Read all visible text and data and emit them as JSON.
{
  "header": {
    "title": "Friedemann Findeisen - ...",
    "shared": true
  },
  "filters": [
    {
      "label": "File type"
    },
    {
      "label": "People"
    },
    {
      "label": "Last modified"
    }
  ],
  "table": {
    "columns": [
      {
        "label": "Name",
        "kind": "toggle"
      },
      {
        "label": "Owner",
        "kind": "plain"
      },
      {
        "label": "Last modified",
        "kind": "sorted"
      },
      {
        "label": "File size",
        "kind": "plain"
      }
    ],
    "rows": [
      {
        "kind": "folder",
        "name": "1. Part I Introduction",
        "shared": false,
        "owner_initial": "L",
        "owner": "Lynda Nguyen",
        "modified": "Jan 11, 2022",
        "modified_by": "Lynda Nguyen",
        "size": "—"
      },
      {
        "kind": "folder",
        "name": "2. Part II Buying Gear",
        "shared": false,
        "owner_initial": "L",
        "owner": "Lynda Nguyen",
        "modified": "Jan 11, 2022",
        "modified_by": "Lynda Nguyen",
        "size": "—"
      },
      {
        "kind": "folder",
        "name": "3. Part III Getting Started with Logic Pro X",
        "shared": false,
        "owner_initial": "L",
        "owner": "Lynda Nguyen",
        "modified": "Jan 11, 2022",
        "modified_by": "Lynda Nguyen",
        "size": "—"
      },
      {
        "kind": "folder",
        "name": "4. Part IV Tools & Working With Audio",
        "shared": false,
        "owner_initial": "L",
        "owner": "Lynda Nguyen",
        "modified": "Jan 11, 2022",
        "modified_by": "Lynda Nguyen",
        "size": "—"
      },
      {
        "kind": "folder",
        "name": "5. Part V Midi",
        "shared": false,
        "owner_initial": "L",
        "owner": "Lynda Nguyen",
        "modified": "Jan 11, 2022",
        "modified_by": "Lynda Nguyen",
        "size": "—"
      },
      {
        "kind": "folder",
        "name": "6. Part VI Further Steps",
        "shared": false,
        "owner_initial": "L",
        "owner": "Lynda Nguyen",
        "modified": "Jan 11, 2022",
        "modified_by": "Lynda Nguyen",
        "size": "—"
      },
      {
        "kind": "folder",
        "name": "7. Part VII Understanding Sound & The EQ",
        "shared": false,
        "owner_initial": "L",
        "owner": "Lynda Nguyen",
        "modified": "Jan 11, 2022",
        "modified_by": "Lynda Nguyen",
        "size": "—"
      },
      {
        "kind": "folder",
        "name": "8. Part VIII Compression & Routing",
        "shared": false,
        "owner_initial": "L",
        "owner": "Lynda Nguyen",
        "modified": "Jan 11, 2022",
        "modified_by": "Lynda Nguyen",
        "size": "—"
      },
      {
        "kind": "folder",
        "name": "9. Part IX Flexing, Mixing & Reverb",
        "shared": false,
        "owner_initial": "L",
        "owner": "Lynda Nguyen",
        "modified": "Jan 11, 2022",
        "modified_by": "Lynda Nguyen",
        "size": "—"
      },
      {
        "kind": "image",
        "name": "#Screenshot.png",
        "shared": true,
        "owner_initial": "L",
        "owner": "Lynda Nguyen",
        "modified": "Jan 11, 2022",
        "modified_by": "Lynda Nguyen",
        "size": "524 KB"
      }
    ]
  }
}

┄┄┄┄┄┄┄┄┄┄

■ **Requirements**: Write the material out again word for word.

■ **Answer in full**:
Read all visible text and data and emit them as JSON.
{
  "header": {
    "title": "Friedemann Findeisen - ...",
    "shared": true
  },
  "filters": [
    {
      "label": "File type"
    },
    {
      "label": "People"
    },
    {
      "label": "Last modified"
    }
  ],
  "table": {
    "columns": [
      {
        "label": "Name",
        "kind": "toggle"
      },
      {
        "label": "Owner",
        "kind": "plain"
      },
      {
        "label": "Last modified",
        "kind": "sorted"
      },
      {
        "label": "File size",
        "kind": "plain"
      }
    ],
    "rows": [
      {
        "kind": "folder",
        "name": "1. Part I Introduction",
        "shared": false,
        "owner_initial": "L",
        "owner": "Lynda Nguyen",
        "modified": "Jan 11, 2022",
        "modified_by": "Lynda Nguyen",
        "size": "—"
      },
      {
        "kind": "folder",
        "name": "2. Part II Buying Gear",
        "shared": false,
        "owner_initial": "L",
        "owner": "Lynda Nguyen",
        "modified": "Jan 11, 2022",
        "modified_by": "Lynda Nguyen",
        "size": "—"
      },
      {
        "kind": "folder",
        "name": "3. Part III Getting Started with Logic Pro X",
        "shared": false,
        "owner_initial": "L",
        "owner": "Lynda Nguyen",
        "modified": "Jan 11, 2022",
        "modified_by": "Lynda Nguyen",
        "size": "—"
      },
      {
        "kind": "folder",
        "name": "4. Part IV Tools & Working With Audio",
        "shared": false,
        "owner_initial": "L",
        "owner": "Lynda Nguyen",
        "modified": "Jan 11, 2022",
        "modified_by": "Lynda Nguyen",
        "size": "—"
      },
      {
        "kind": "folder",
        "name": "5. Part V Midi",
        "shared": false,
        "owner_initial": "L",
        "owner": "Lynda Nguyen",
        "modified": "Jan 11, 2022",
        "modified_by": "Lynda Nguyen",
        "size": "—"
      },
      {
        "kind": "folder",
        "name": "6. Part VI Further Steps",
        "shared": false,
        "owner_initial": "L",
        "owner": "Lynda Nguyen",
        "modified": "Jan 11, 2022",
        "modified_by": "Lynda Nguyen",
        "size": "—"
      },
      {
        "kind": "folder",
        "name": "7. Part VII Understanding Sound & The EQ",
        "shared": false,
        "owner_initial": "L",
        "owner": "Lynda Nguyen",
        "modified": "Jan 11, 2022",
        "modified_by": "Lynda Nguyen",
        "size": "—"
      },
      {
        "kind": "folder",
        "name": "8. Part VIII Compression & Routing",
        "shared": false,
        "owner_initial": "L",
        "owner": "Lynda Nguyen",
        "modified": "Jan 11, 2022",
        "modified_by": "Lynda Nguyen",
        "size": "—"
      },
      {
        "kind": "folder",
        "name": "9. Part IX Flexing, Mixing & Reverb",
        "shared": false,
        "owner_initial": "L",
        "owner": "Lynda Nguyen",
        "modified": "Jan 11, 2022",
        "modified_by": "Lynda Nguyen",
        "size": "—"
      },
      {
        "kind": "image",
        "name": "#Screenshot.png",
        "shared": true,
        "owner_initial": "L",
        "owner": "Lynda Nguyen",
        "modified": "Jan 11, 2022",
        "modified_by": "Lynda Nguyen",
        "size": "524 KB"
      }
    ]
  }
}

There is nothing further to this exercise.